▶ **WHAT YOU HAVE TO DO**: Copy only the lines between the one containing "What does this" and the end of the records, both included, leaving out pictures.

▶ **Data excerpts**:
[Start]

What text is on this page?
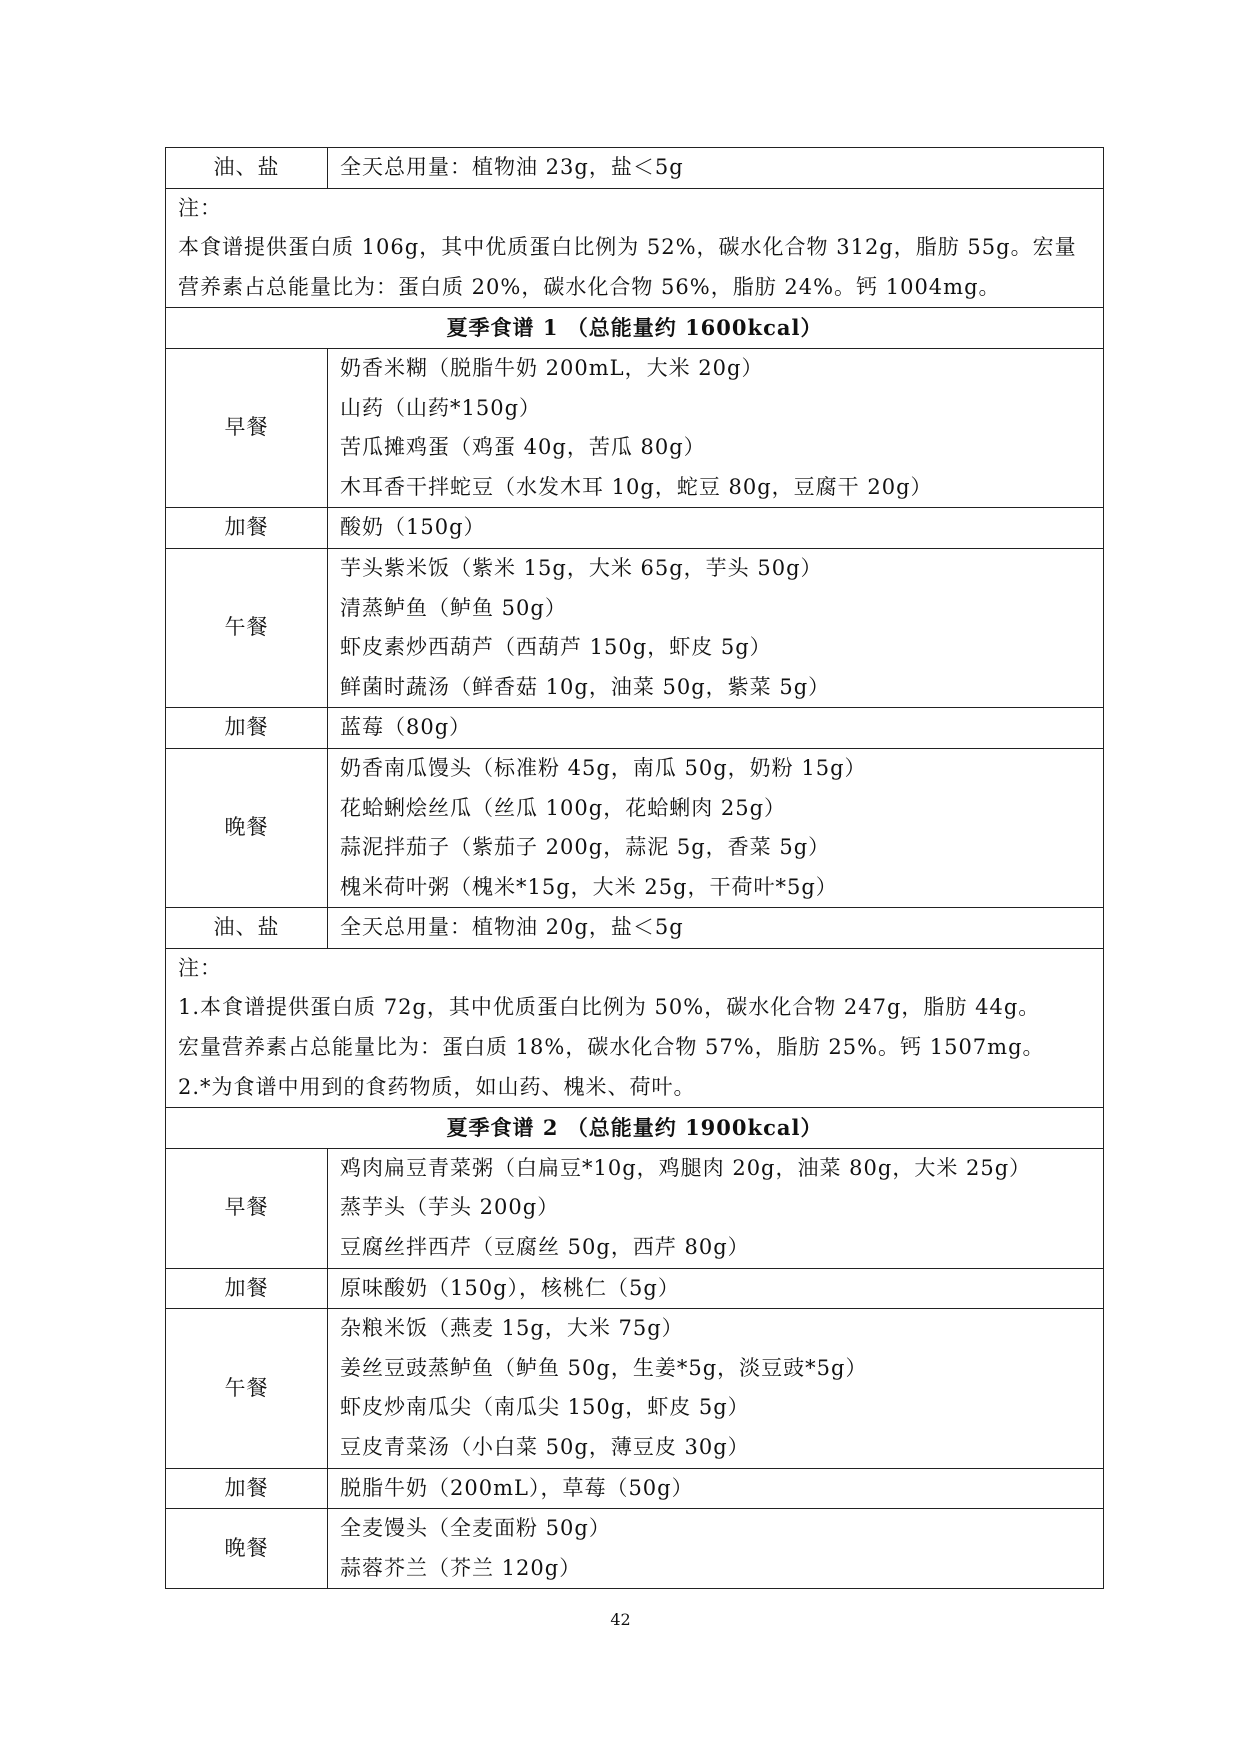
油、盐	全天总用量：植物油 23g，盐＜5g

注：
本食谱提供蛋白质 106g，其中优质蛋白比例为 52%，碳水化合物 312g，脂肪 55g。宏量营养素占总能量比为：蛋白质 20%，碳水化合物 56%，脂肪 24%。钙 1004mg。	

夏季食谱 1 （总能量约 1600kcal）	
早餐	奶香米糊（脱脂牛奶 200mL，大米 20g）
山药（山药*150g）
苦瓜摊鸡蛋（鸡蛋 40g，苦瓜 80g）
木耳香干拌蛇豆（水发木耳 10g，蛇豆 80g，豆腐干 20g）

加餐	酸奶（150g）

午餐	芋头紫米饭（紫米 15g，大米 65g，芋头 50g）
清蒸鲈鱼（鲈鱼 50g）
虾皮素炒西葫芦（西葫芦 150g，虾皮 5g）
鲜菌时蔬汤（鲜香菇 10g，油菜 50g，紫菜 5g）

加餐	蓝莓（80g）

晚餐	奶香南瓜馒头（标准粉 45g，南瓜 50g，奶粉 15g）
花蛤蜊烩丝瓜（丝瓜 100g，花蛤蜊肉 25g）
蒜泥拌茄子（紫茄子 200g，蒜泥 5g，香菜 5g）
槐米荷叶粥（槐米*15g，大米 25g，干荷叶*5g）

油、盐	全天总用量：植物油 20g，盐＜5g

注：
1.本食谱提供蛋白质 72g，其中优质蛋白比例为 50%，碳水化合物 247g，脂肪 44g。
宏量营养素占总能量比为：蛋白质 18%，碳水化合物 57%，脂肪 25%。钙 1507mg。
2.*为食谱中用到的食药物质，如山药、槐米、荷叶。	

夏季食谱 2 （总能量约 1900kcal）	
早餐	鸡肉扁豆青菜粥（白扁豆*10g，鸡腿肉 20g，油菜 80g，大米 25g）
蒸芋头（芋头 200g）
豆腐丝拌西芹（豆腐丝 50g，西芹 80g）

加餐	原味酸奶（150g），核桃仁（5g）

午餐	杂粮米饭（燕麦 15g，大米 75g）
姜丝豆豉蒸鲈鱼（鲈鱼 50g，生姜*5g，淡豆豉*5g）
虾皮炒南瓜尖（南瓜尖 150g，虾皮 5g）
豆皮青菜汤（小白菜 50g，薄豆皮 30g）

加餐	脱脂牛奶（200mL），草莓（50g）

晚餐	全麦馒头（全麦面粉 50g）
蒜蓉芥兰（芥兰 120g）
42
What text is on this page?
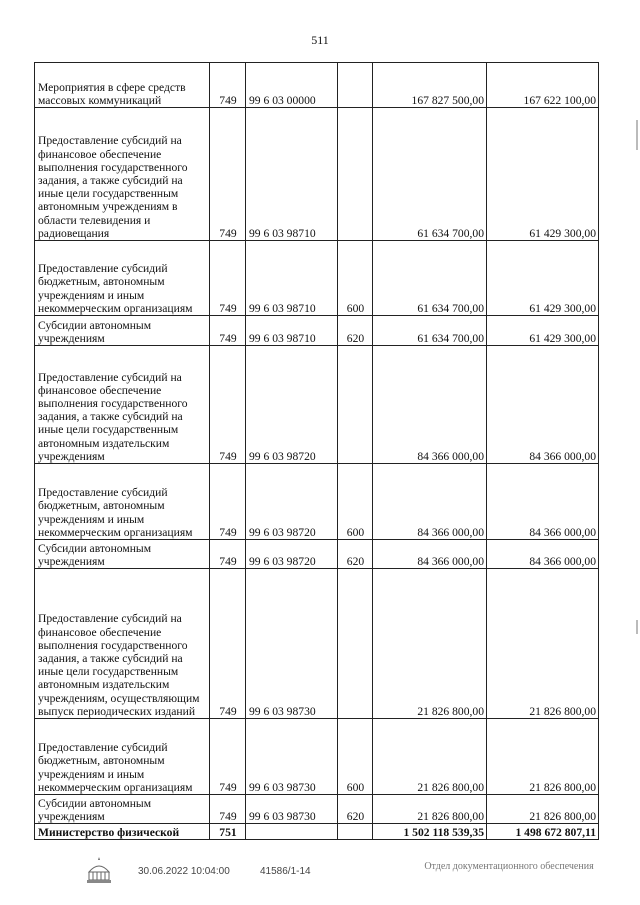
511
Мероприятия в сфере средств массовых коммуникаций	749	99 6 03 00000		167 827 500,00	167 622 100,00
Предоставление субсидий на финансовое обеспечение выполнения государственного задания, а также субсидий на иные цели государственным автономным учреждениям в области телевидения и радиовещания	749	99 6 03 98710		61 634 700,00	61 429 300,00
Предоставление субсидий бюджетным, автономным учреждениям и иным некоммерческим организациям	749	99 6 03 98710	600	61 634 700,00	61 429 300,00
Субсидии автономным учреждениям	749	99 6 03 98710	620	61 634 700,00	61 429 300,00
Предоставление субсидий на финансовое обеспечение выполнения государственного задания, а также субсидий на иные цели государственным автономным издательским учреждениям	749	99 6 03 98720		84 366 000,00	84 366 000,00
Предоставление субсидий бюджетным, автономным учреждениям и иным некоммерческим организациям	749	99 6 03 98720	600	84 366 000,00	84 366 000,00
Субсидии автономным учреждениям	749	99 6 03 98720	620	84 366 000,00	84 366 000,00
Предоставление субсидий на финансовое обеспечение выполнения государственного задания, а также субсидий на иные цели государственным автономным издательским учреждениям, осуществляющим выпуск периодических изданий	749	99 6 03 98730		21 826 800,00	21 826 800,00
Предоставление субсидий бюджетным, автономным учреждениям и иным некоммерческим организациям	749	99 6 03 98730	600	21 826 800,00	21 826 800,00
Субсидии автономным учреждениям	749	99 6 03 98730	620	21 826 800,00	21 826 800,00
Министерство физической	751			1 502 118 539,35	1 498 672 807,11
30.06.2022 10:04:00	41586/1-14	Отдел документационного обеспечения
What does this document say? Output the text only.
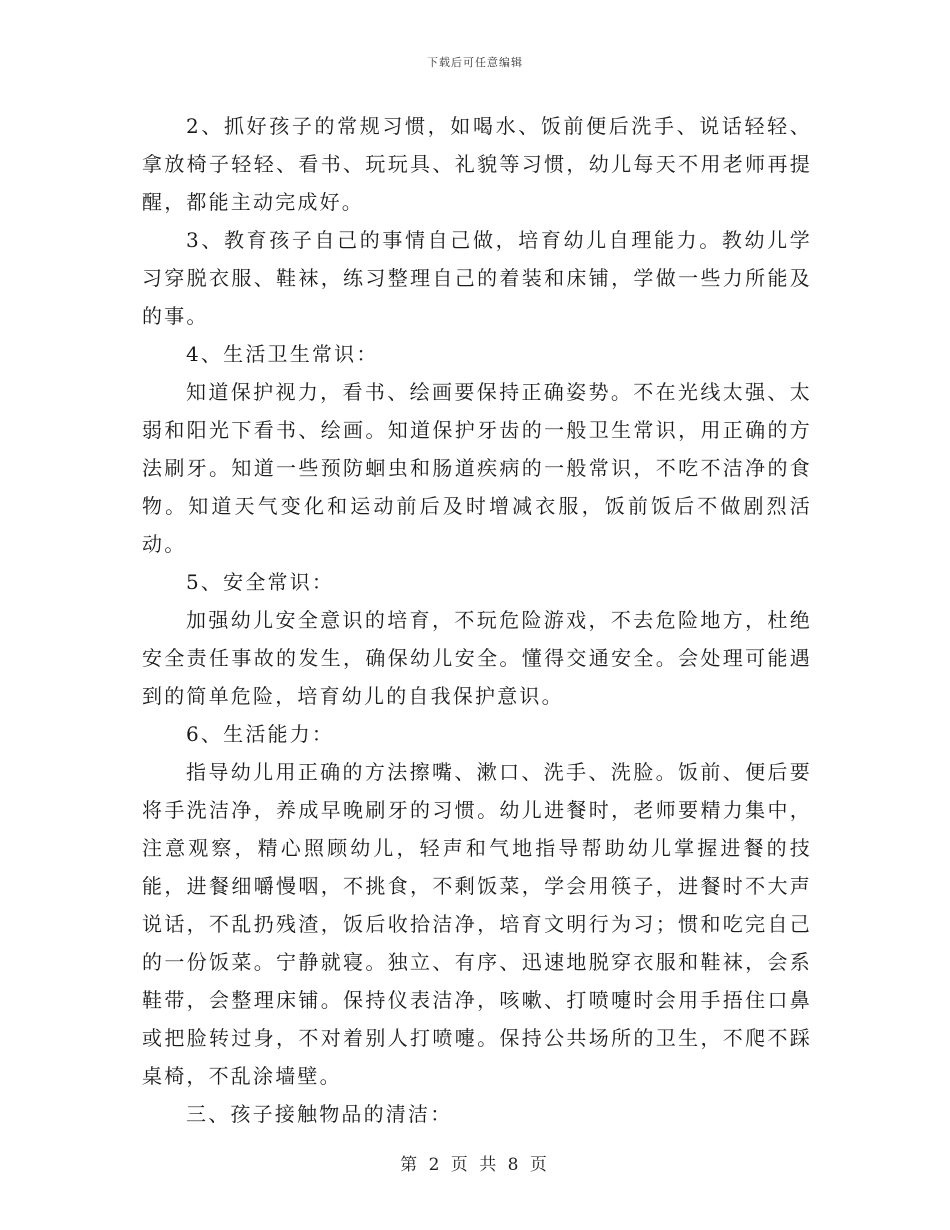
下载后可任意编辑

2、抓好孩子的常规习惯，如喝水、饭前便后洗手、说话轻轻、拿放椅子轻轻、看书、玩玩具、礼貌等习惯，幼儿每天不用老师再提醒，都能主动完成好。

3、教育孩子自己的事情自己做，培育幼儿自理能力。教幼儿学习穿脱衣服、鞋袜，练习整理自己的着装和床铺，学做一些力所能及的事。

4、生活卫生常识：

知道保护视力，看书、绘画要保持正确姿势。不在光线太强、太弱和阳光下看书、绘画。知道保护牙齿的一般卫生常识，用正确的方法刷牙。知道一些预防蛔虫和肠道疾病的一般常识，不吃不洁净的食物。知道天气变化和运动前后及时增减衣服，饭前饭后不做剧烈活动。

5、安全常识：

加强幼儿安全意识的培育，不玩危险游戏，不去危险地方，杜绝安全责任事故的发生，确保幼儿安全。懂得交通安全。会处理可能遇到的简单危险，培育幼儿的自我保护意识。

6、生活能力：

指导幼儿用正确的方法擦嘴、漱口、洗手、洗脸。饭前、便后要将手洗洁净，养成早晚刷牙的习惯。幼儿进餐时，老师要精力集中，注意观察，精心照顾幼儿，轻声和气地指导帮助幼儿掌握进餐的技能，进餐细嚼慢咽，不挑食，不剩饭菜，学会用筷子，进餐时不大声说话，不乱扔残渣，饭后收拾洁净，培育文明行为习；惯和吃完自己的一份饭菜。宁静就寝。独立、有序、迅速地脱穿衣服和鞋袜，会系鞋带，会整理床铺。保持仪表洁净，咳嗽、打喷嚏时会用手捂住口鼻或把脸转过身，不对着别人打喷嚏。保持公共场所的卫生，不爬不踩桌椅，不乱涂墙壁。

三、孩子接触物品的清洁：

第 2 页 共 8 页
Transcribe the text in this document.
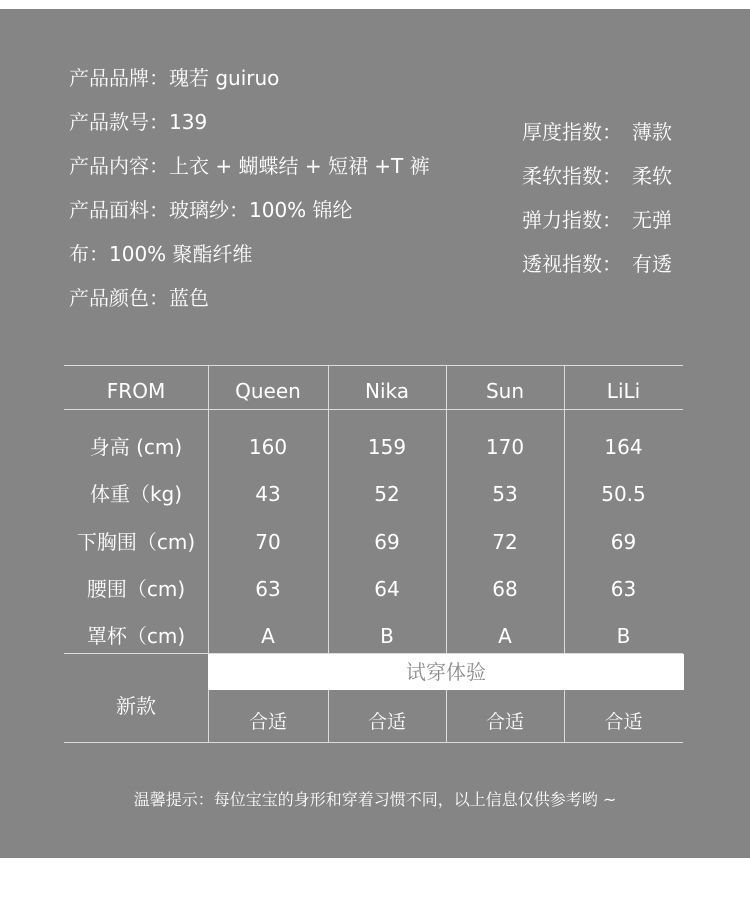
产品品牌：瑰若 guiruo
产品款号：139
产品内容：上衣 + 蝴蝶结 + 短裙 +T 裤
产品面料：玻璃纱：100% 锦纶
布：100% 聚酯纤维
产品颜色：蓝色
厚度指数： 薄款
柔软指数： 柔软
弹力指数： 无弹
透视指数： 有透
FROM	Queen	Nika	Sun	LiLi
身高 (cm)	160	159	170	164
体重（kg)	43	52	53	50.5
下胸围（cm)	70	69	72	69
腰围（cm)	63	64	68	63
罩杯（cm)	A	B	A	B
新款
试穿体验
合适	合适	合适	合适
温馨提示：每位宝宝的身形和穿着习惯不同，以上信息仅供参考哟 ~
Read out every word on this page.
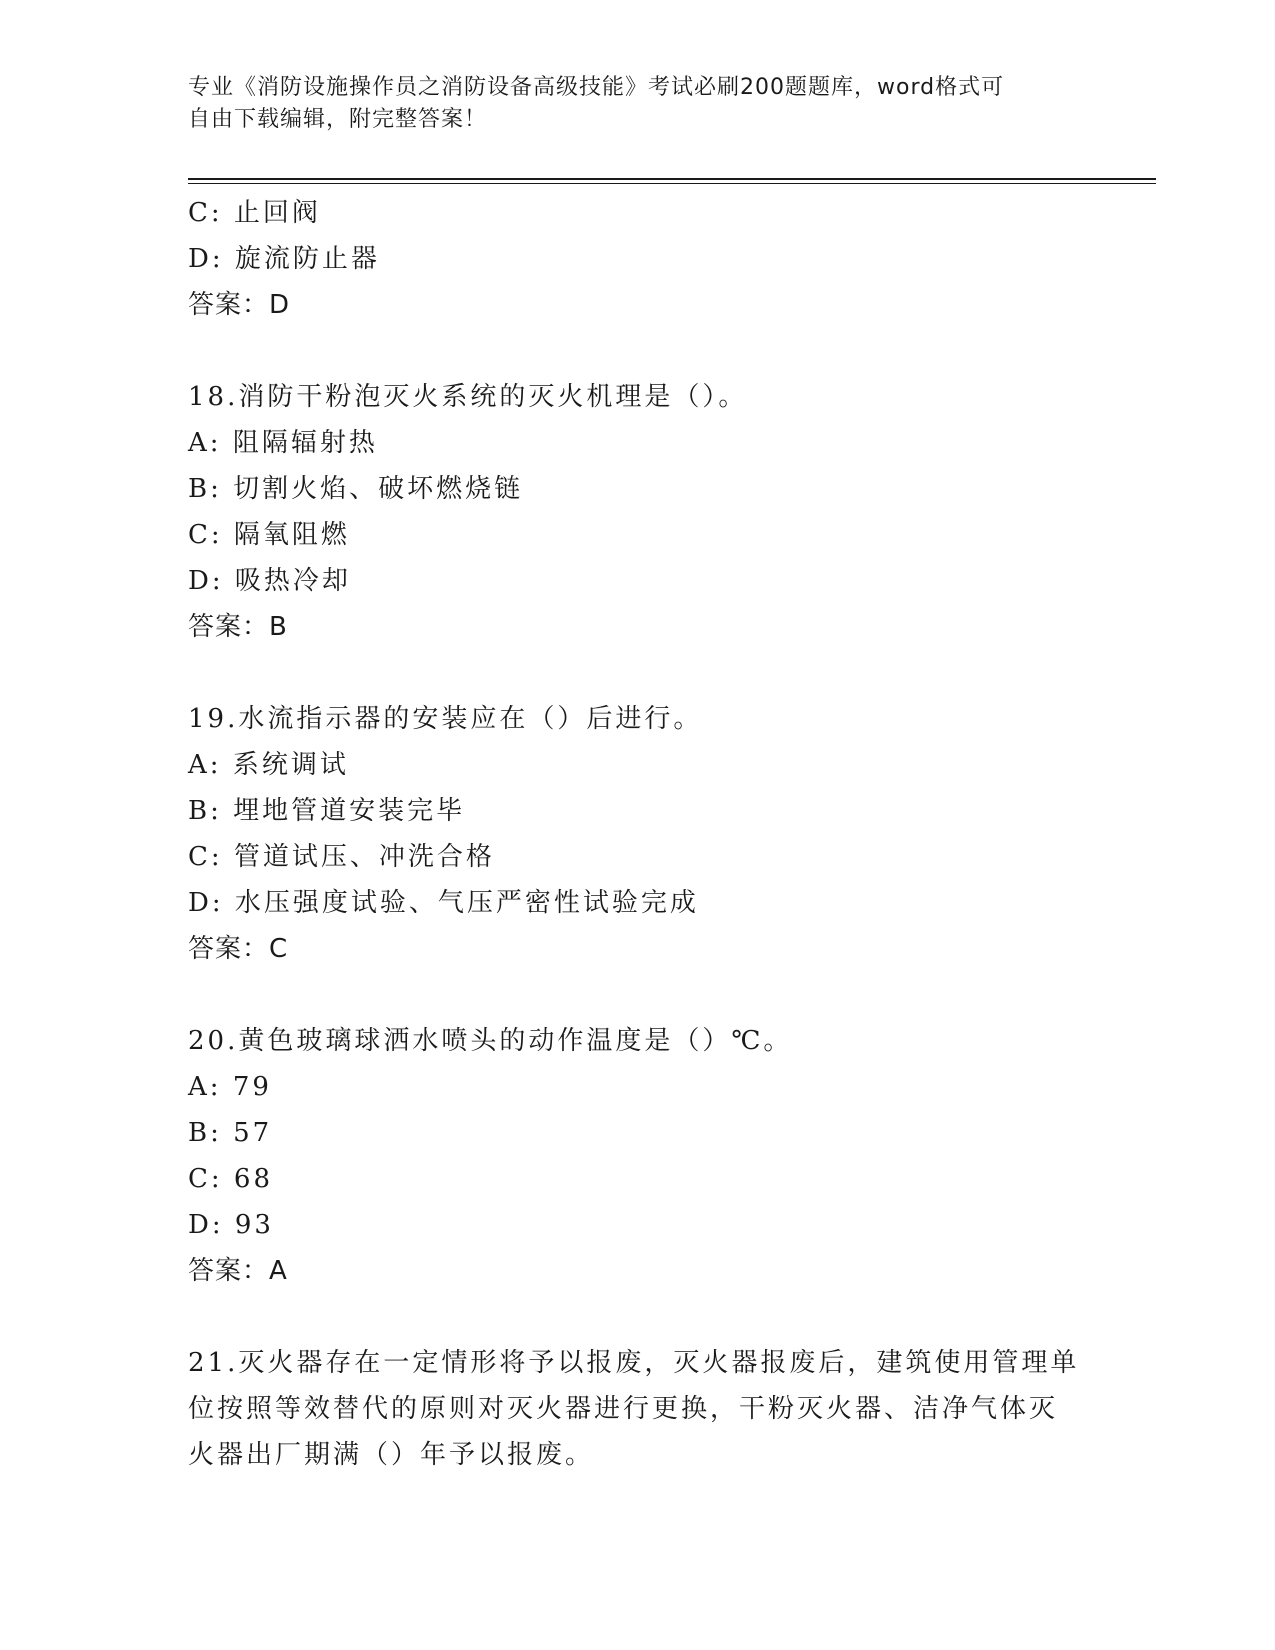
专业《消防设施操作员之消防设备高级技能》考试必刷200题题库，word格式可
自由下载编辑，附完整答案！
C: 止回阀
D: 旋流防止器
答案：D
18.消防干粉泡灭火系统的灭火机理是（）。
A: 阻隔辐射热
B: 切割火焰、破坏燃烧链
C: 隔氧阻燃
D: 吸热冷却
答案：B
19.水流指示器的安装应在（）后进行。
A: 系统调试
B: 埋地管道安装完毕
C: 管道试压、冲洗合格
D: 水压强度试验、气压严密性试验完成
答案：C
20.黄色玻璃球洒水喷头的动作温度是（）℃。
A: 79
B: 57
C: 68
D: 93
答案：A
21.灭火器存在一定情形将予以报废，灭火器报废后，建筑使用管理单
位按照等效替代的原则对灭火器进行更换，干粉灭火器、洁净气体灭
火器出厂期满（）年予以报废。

[End]

▶ **ANSWER TO THE EXERCISE**:
What does this document say? Output the text only.
下载后可任意编辑

2、抓好孩子的常规习惯，如喝水、饭前便后洗手、说话轻轻、拿放椅子轻轻、看书、玩玩具、礼貌等习惯，幼儿每天不用老师再提醒，都能主动完成好。

3、教育孩子自己的事情自己做，培育幼儿自理能力。教幼儿学习穿脱衣服、鞋袜，练习整理自己的着装和床铺，学做一些力所能及的事。

4、生活卫生常识：

知道保护视力，看书、绘画要保持正确姿势。不在光线太强、太弱和阳光下看书、绘画。知道保护牙齿的一般卫生常识，用正确的方法刷牙。知道一些预防蛔虫和肠道疾病的一般常识，不吃不洁净的食物。知道天气变化和运动前后及时增减衣服，饭前饭后不做剧烈活动。

5、安全常识：

加强幼儿安全意识的培育，不玩危险游戏，不去危险地方，杜绝安全责任事故的发生，确保幼儿安全。懂得交通安全。会处理可能遇到的简单危险，培育幼儿的自我保护意识。

6、生活能力：

指导幼儿用正确的方法擦嘴、漱口、洗手、洗脸。饭前、便后要将手洗洁净，养成早晚刷牙的习惯。幼儿进餐时，老师要精力集中，注意观察，精心照顾幼儿，轻声和气地指导帮助幼儿掌握进餐的技能，进餐细嚼慢咽，不挑食，不剩饭菜，学会用筷子，进餐时不大声说话，不乱扔残渣，饭后收拾洁净，培育文明行为习；惯和吃完自己的一份饭菜。宁静就寝。独立、有序、迅速地脱穿衣服和鞋袜，会系鞋带，会整理床铺。保持仪表洁净，咳嗽、打喷嚏时会用手捂住口鼻或把脸转过身，不对着别人打喷嚏。保持公共场所的卫生，不爬不踩桌椅，不乱涂墙壁。

三、孩子接触物品的清洁：

第 2 页 共 8 页
Transcribe the text in this document.
产品品牌：瑰若 guiruo
产品款号：139
产品内容：上衣 + 蝴蝶结 + 短裙 +T 裤
产品面料：玻璃纱：100% 锦纶
布：100% 聚酯纤维
产品颜色：蓝色
厚度指数： 薄款
柔软指数： 柔软
弹力指数： 无弹
透视指数： 有透
FROM	Queen	Nika	Sun	LiLi
身高 (cm)	160	159	170	164
体重（kg)	43	52	53	50.5
下胸围（cm)	70	69	72	69
腰围（cm)	63	64	68	63
罩杯（cm)	A	B	A	B
新款
试穿体验
合适	合适	合适	合适
温馨提示：每位宝宝的身形和穿着习惯不同，以上信息仅供参考哟 ~
Read out every word on this page.
专业《消防设施操作员之消防设备高级技能》考试必刷200题题库，word格式可
自由下载编辑，附完整答案！
C: 止回阀
D: 旋流防止器
答案：D
18.消防干粉泡灭火系统的灭火机理是（）。
A: 阻隔辐射热
B: 切割火焰、破坏燃烧链
C: 隔氧阻燃
D: 吸热冷却
答案：B
19.水流指示器的安装应在（）后进行。
A: 系统调试
B: 埋地管道安装完毕
C: 管道试压、冲洗合格
D: 水压强度试验、气压严密性试验完成
答案：C
20.黄色玻璃球洒水喷头的动作温度是（）℃。
A: 79
B: 57
C: 68
D: 93
答案：A
21.灭火器存在一定情形将予以报废，灭火器报废后，建筑使用管理单
位按照等效替代的原则对灭火器进行更换，干粉灭火器、洁净气体灭
火器出厂期满（）年予以报废。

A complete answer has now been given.